[Start Supplied data]
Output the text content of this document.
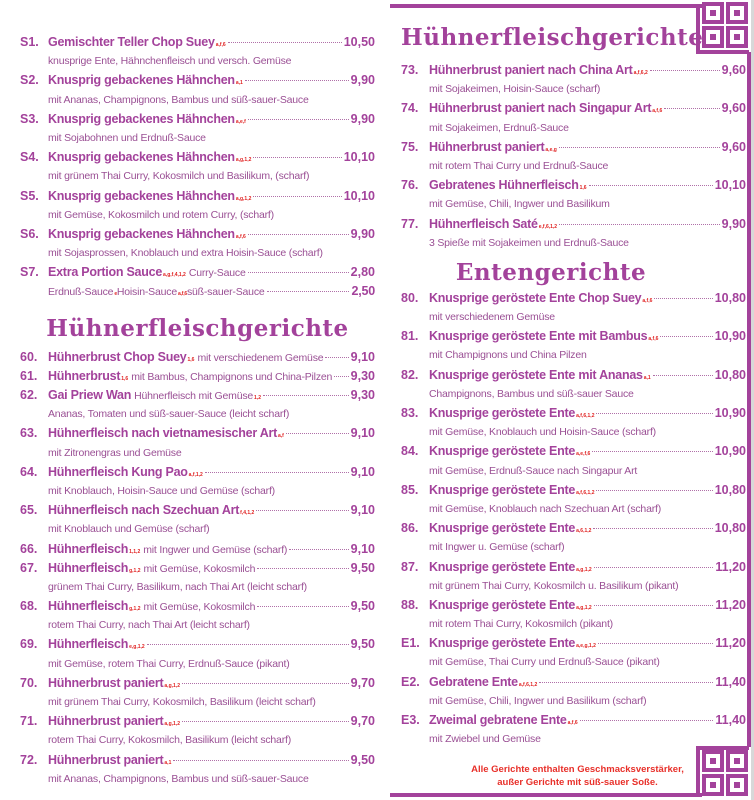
S1. Gemischter Teller Chop Suey a,f,6	10,50
knusprige Ente, Hähnchenfleisch und versch. Gemüse
S2. Knusprig gebackenes Hähnchen a,1	9,90
mit Ananas, Champignons, Bambus und süß-sauer-Sauce
S3. Knusprig gebackenes Hähnchen a,e,f	9,90
mit Sojabohnen und Erdnuß-Sauce
S4. Knusprig gebackenes Hähnchen a,g,1,2	10,10
mit grünem Thai Curry, Kokosmilch und Basilikum, (scharf)
S5. Knusprig gebackenes Hähnchen a,g,1,2	10,10
mit Gemüse, Kokosmilch und rotem Curry, (scharf)
S6. Knusprig gebackenes Hähnchen a,f,6	9,90
mit Sojasprossen, Knoblauch und extra Hoisin-Sauce (scharf)
S7. Extra Portion Sauce a,g,f,4,1,2 Curry-Sauce	2,80
Erdnuß-Sauce e Hoisin-Sauce a,f,6 süß-sauer-Sauce	2,50
Hühnerfleischgerichte
60. Hühnerbrust Chop Suey 1,6 mit verschiedenem Gemüse 9,10
61. Hühnerbrust 1,6 mit Bambus, Champignons und China-Pilzen 9,30
62. Gai Priew Wan Hühnerfleisch mit Gemüse 1,2	9,30
Ananas, Tomaten und süß-sauer-Sauce (leicht scharf)
63. Hühnerfleisch nach vietnamesischer Art a,f	9,10
mit Zitronengras und Gemüse
64. Hühnerfleisch Kung Pao a,f,1,2	9,10
mit Knoblauch, Hoisin-Sauce und Gemüse (scharf)
65. Hühnerfleisch nach Szechuan Art f,4,1,2	9,10
mit Knoblauch und Gemüse (scharf)
66. Hühnerfleisch 1,1,2 mit Ingwer und Gemüse (scharf)	9,10
67. Hühnerfleisch g,1,2 mit Gemüse, Kokosmilch	9,50
grünem Thai Curry, Basilikum, nach Thai Art (leicht scharf)
68. Hühnerfleisch g,1,2 mit Gemüse, Kokosmilch	9,50
rotem Thai Curry, nach Thai Art (leicht scharf)
69. Hühnerfleisch e,g,1,2	9,50
mit Gemüse, rotem Thai Curry, Erdnuß-Sauce (pikant)
70. Hühnerbrust paniert a,g,1,2	9,70
mit grünem Thai Curry, Kokosmilch, Basilikum (leicht scharf)
71. Hühnerbrust paniert a,g,1,2	9,70
rotem Thai Curry, Kokosmilch, Basilikum (leicht scharf)
72. Hühnerbrust paniert a,1	9,50
mit Ananas, Champignons, Bambus und süß-sauer-Sauce
Hühnerfleischgerichte
73. Hühnerbrust paniert nach China Art a,f,6,2	9,60
mit Sojakeimen, Hoisin-Sauce (scharf)
74. Hühnerbrust paniert nach Singapur Art a,f,6	9,60
mit Sojakeimen, Erdnuß-Sauce
75. Hühnerbrust paniert a,e,g	9,60
mit rotem Thai Curry und Erdnuß-Sauce
76. Gebratenes Hühnerfleisch 1,6	10,10
mit Gemüse, Chili, Ingwer und Basilikum
77. Hühnerfleisch Saté e,f,6,1,2	9,90
3 Spieße mit Sojakeimen und Erdnuß-Sauce
Entengerichte
80. Knusprige geröstete Ente Chop Suey a,f,6	10,80
mit verschiedenem Gemüse
81. Knusprige geröstete Ente mit Bambus a,f,6	10,90
mit Champignons und China Pilzen
82. Knusprige geröstete Ente mit Ananas a,1	10,80
Champignons, Bambus und süß-sauer Sauce
83. Knusprige geröstete Ente a,f,6,1,2	10,90
mit Gemüse, Knoblauch und Hoisin-Sauce (scharf)
84. Knusprige geröstete Ente a,e,f,6	10,90
mit Gemüse, Erdnuß-Sauce nach Singapur Art
85. Knusprige geröstete Ente a,f,6,1,2	10,80
mit Gemüse, Knoblauch nach Szechuan Art (scharf)
86. Knusprige geröstete Ente a,6,1,2	10,80
mit Ingwer u. Gemüse (scharf)
87. Knusprige geröstete Ente a,g,1,2	11,20
mit grünem Thai Curry, Kokosmilch u. Basilikum (pikant)
88. Knusprige geröstete Ente a,g,1,2	11,20
mit rotem Thai Curry, Kokosmilch (pikant)
E1. Knusprige geröstete Ente a,e,g,1,2	11,20
mit Gemüse, Thai Curry und Erdnuß-Sauce (pikant)
E2. Gebratene Ente a,f,6,1,2	11,40
mit Gemüse, Chili, Ingwer und Basilikum (scharf)
E3. Zweimal gebratene Ente a,f,6	11,40
mit Zwiebel und Gemüse
Alle Gerichte enthalten Geschmacksverstärker,
außer Gerichte mit süß-sauer Soße.
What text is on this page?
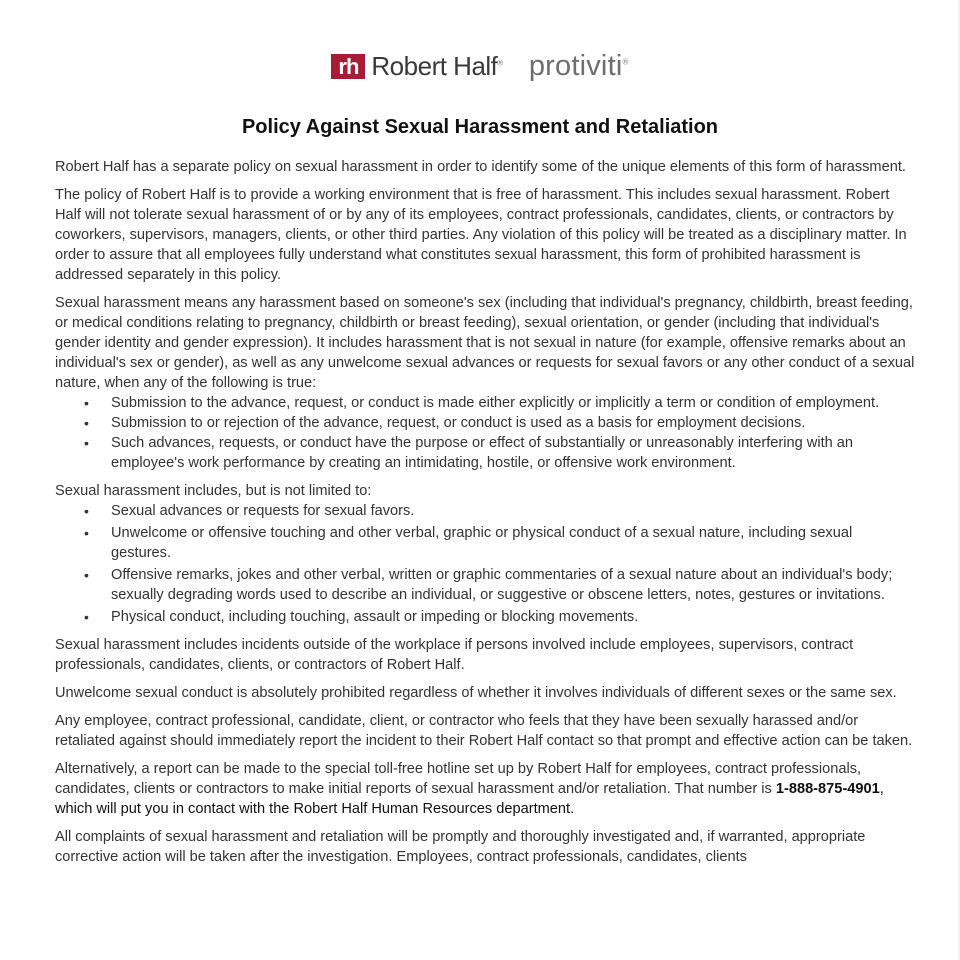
rh Robert Half® protiviti®
Policy Against Sexual Harassment and Retaliation

Robert Half has a separate policy on sexual harassment in order to identify some of the unique elements of this form of harassment.

The policy of Robert Half is to provide a working environment that is free of harassment. This includes sexual harassment. Robert Half will not tolerate sexual harassment of or by any of its employees, contract professionals, candidates, clients, or contractors by coworkers, supervisors, managers, clients, or other third parties. Any violation of this policy will be treated as a disciplinary matter. In order to assure that all employees fully understand what constitutes sexual harassment, this form of prohibited harassment is addressed separately in this policy.

Sexual harassment means any harassment based on someone's sex (including that individual's pregnancy, childbirth, breast feeding, or medical conditions relating to pregnancy, childbirth or breast feeding), sexual orientation, or gender (including that individual's gender identity and gender expression). It includes harassment that is not sexual in nature (for example, offensive remarks about an individual's sex or gender), as well as any unwelcome sexual advances or requests for sexual favors or any other conduct of a sexual nature, when any of the following is true:

• Submission to the advance, request, or conduct is made either explicitly or implicitly a term or condition of employment.
• Submission to or rejection of the advance, request, or conduct is used as a basis for employment decisions.
• Such advances, requests, or conduct have the purpose or effect of substantially or unreasonably interfering with an employee's work performance by creating an intimidating, hostile, or offensive work environment.

Sexual harassment includes, but is not limited to:

• Sexual advances or requests for sexual favors.
• Unwelcome or offensive touching and other verbal, graphic or physical conduct of a sexual nature, including sexual gestures.
• Offensive remarks, jokes and other verbal, written or graphic commentaries of a sexual nature about an individual's body; sexually degrading words used to describe an individual, or suggestive or obscene letters, notes, gestures or invitations.
• Physical conduct, including touching, assault or impeding or blocking movements.

Sexual harassment includes incidents outside of the workplace if persons involved include employees, supervisors, contract professionals, candidates, clients, or contractors of Robert Half.

Unwelcome sexual conduct is absolutely prohibited regardless of whether it involves individuals of different sexes or the same sex.

Any employee, contract professional, candidate, client, or contractor who feels that they have been sexually harassed and/or retaliated against should immediately report the incident to their Robert Half contact so that prompt and effective action can be taken.

Alternatively, a report can be made to the special toll-free hotline set up by Robert Half for employees, contract professionals, candidates, clients or contractors to make initial reports of sexual harassment and/or retaliation. That number is 1-888-875-4901, which will put you in contact with the Robert Half Human Resources department.

All complaints of sexual harassment and retaliation will be promptly and thoroughly investigated and, if warranted, appropriate corrective action will be taken after the investigation. Employees, contract professionals, candidates, clients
[End Supplied data]
## What the exercise asks:
Every entry must be transcribed exactly. Pictures do not belong in the copy.

## The reply:
Output the text content of this document.
S1. Gemischter Teller Chop Suey a,f,6	10,50
knusprige Ente, Hähnchenfleisch und versch. Gemüse
S2. Knusprig gebackenes Hähnchen a,1	9,90
mit Ananas, Champignons, Bambus und süß-sauer-Sauce
S3. Knusprig gebackenes Hähnchen a,e,f	9,90
mit Sojabohnen und Erdnuß-Sauce
S4. Knusprig gebackenes Hähnchen a,g,1,2	10,10
mit grünem Thai Curry, Kokosmilch und Basilikum, (scharf)
S5. Knusprig gebackenes Hähnchen a,g,1,2	10,10
mit Gemüse, Kokosmilch und rotem Curry, (scharf)
S6. Knusprig gebackenes Hähnchen a,f,6	9,90
mit Sojasprossen, Knoblauch und extra Hoisin-Sauce (scharf)
S7. Extra Portion Sauce a,g,f,4,1,2 Curry-Sauce	2,80
Erdnuß-Sauce e Hoisin-Sauce a,f,6 süß-sauer-Sauce	2,50
Hühnerfleischgerichte
60. Hühnerbrust Chop Suey 1,6 mit verschiedenem Gemüse 9,10
61. Hühnerbrust 1,6 mit Bambus, Champignons und China-Pilzen 9,30
62. Gai Priew Wan Hühnerfleisch mit Gemüse 1,2	9,30
Ananas, Tomaten und süß-sauer-Sauce (leicht scharf)
63. Hühnerfleisch nach vietnamesischer Art a,f	9,10
mit Zitronengras und Gemüse
64. Hühnerfleisch Kung Pao a,f,1,2	9,10
mit Knoblauch, Hoisin-Sauce und Gemüse (scharf)
65. Hühnerfleisch nach Szechuan Art f,4,1,2	9,10
mit Knoblauch und Gemüse (scharf)
66. Hühnerfleisch 1,1,2 mit Ingwer und Gemüse (scharf)	9,10
67. Hühnerfleisch g,1,2 mit Gemüse, Kokosmilch	9,50
grünem Thai Curry, Basilikum, nach Thai Art (leicht scharf)
68. Hühnerfleisch g,1,2 mit Gemüse, Kokosmilch	9,50
rotem Thai Curry, nach Thai Art (leicht scharf)
69. Hühnerfleisch e,g,1,2	9,50
mit Gemüse, rotem Thai Curry, Erdnuß-Sauce (pikant)
70. Hühnerbrust paniert a,g,1,2	9,70
mit grünem Thai Curry, Kokosmilch, Basilikum (leicht scharf)
71. Hühnerbrust paniert a,g,1,2	9,70
rotem Thai Curry, Kokosmilch, Basilikum (leicht scharf)
72. Hühnerbrust paniert a,1	9,50
mit Ananas, Champignons, Bambus und süß-sauer-Sauce
Hühnerfleischgerichte
73. Hühnerbrust paniert nach China Art a,f,6,2	9,60
mit Sojakeimen, Hoisin-Sauce (scharf)
74. Hühnerbrust paniert nach Singapur Art a,f,6	9,60
mit Sojakeimen, Erdnuß-Sauce
75. Hühnerbrust paniert a,e,g	9,60
mit rotem Thai Curry und Erdnuß-Sauce
76. Gebratenes Hühnerfleisch 1,6	10,10
mit Gemüse, Chili, Ingwer und Basilikum
77. Hühnerfleisch Saté e,f,6,1,2	9,90
3 Spieße mit Sojakeimen und Erdnuß-Sauce
Entengerichte
80. Knusprige geröstete Ente Chop Suey a,f,6	10,80
mit verschiedenem Gemüse
81. Knusprige geröstete Ente mit Bambus a,f,6	10,90
mit Champignons und China Pilzen
82. Knusprige geröstete Ente mit Ananas a,1	10,80
Champignons, Bambus und süß-sauer Sauce
83. Knusprige geröstete Ente a,f,6,1,2	10,90
mit Gemüse, Knoblauch und Hoisin-Sauce (scharf)
84. Knusprige geröstete Ente a,e,f,6	10,90
mit Gemüse, Erdnuß-Sauce nach Singapur Art
85. Knusprige geröstete Ente a,f,6,1,2	10,80
mit Gemüse, Knoblauch nach Szechuan Art (scharf)
86. Knusprige geröstete Ente a,6,1,2	10,80
mit Ingwer u. Gemüse (scharf)
87. Knusprige geröstete Ente a,g,1,2	11,20
mit grünem Thai Curry, Kokosmilch u. Basilikum (pikant)
88. Knusprige geröstete Ente a,g,1,2	11,20
mit rotem Thai Curry, Kokosmilch (pikant)
E1. Knusprige geröstete Ente a,e,g,1,2	11,20
mit Gemüse, Thai Curry und Erdnuß-Sauce (pikant)
E2. Gebratene Ente a,f,6,1,2	11,40
mit Gemüse, Chili, Ingwer und Basilikum (scharf)
E3. Zweimal gebratene Ente a,f,6	11,40
mit Zwiebel und Gemüse
Alle Gerichte enthalten Geschmacksverstärker,
außer Gerichte mit süß-sauer Soße.
What text is on this page?
rh Robert Half® protiviti®
Policy Against Sexual Harassment and Retaliation

Robert Half has a separate policy on sexual harassment in order to identify some of the unique elements of this form of harassment.

The policy of Robert Half is to provide a working environment that is free of harassment. This includes sexual harassment. Robert Half will not tolerate sexual harassment of or by any of its employees, contract professionals, candidates, clients, or contractors by coworkers, supervisors, managers, clients, or other third parties. Any violation of this policy will be treated as a disciplinary matter. In order to assure that all employees fully understand what constitutes sexual harassment, this form of prohibited harassment is addressed separately in this policy.

Sexual harassment means any harassment based on someone's sex (including that individual's pregnancy, childbirth, breast feeding, or medical conditions relating to pregnancy, childbirth or breast feeding), sexual orientation, or gender (including that individual's gender identity and gender expression). It includes harassment that is not sexual in nature (for example, offensive remarks about an individual's sex or gender), as well as any unwelcome sexual advances or requests for sexual favors or any other conduct of a sexual nature, when any of the following is true:

• Submission to the advance, request, or conduct is made either explicitly or implicitly a term or condition of employment.
• Submission to or rejection of the advance, request, or conduct is used as a basis for employment decisions.
• Such advances, requests, or conduct have the purpose or effect of substantially or unreasonably interfering with an employee's work performance by creating an intimidating, hostile, or offensive work environment.

Sexual harassment includes, but is not limited to:

• Sexual advances or requests for sexual favors.
• Unwelcome or offensive touching and other verbal, graphic or physical conduct of a sexual nature, including sexual gestures.
• Offensive remarks, jokes and other verbal, written or graphic commentaries of a sexual nature about an individual's body; sexually degrading words used to describe an individual, or suggestive or obscene letters, notes, gestures or invitations.
• Physical conduct, including touching, assault or impeding or blocking movements.

Sexual harassment includes incidents outside of the workplace if persons involved include employees, supervisors, contract professionals, candidates, clients, or contractors of Robert Half.

Unwelcome sexual conduct is absolutely prohibited regardless of whether it involves individuals of different sexes or the same sex.

Any employee, contract professional, candidate, client, or contractor who feels that they have been sexually harassed and/or retaliated against should immediately report the incident to their Robert Half contact so that prompt and effective action can be taken.

Alternatively, a report can be made to the special toll-free hotline set up by Robert Half for employees, contract professionals, candidates, clients or contractors to make initial reports of sexual harassment and/or retaliation. That number is 1-888-875-4901, which will put you in contact with the Robert Half Human Resources department.

All complaints of sexual harassment and retaliation will be promptly and thoroughly investigated and, if warranted, appropriate corrective action will be taken after the investigation. Employees, contract professionals, candidates, clients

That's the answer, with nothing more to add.